→ Aim
All entries below are to be set down again, identical to the source.

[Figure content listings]
-- START --
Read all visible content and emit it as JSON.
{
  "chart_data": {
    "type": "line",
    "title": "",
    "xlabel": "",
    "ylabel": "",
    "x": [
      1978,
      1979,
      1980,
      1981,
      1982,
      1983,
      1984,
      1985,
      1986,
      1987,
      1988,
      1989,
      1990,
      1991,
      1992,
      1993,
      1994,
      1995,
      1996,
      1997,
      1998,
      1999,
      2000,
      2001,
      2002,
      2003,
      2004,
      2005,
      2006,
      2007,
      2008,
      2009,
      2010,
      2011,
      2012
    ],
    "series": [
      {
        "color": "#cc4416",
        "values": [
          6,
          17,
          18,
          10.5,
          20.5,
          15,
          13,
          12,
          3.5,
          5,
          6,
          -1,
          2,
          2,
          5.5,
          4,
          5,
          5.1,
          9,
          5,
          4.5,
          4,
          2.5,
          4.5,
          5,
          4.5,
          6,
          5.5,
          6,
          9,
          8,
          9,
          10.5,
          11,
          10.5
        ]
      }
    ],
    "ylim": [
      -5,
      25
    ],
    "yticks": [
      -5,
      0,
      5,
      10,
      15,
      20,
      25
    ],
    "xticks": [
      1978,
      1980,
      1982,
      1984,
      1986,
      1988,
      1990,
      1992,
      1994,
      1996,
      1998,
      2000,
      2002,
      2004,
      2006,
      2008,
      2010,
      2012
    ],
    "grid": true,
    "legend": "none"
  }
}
-- END --
→ Written response
Read all visible content and emit it as JSON.
{
  "chart_data": {
    "type": "line",
    "title": "",
    "xlabel": "",
    "ylabel": "",
    "x": [
      1978,
      1979,
      1980,
      1981,
      1982,
      1983,
      1984,
      1985,
      1986,
      1987,
      1988,
      1989,
      1990,
      1991,
      1992,
      1993,
      1994,
      1995,
      1996,
      1997,
      1998,
      1999,
      2000,
      2001,
      2002,
      2003,
      2004,
      2005,
      2006,
      2007,
      2008,
      2009,
      2010,
      2011,
      2012
    ],
    "series": [
      {
        "color": "#cc4416",
        "values": [
          6,
          17,
          18,
          10.5,
          20.5,
          15,
          13,
          12,
          3.5,
          5,
          6,
          -1,
          2,
          2,
          5.5,
          4,
          5,
          5.1,
          9,
          5,
          4.5,
          4,
          2.5,
          4.5,
          5,
          4.5,
          6,
          5.5,
          6,
          9,
          8,
          9,
          10.5,
          11,
          10.5
        ]
      }
    ],
    "ylim": [
      -5,
      25
    ],
    "yticks": [
      -5,
      0,
      5,
      10,
      15,
      20,
      25
    ],
    "xticks": [
      1978,
      1980,
      1982,
      1984,
      1986,
      1988,
      1990,
      1992,
      1994,
      1996,
      1998,
      2000,
      2002,
      2004,
      2006,
      2008,
      2010,
      2012
    ],
    "grid": true,
    "legend": "none"
  }
}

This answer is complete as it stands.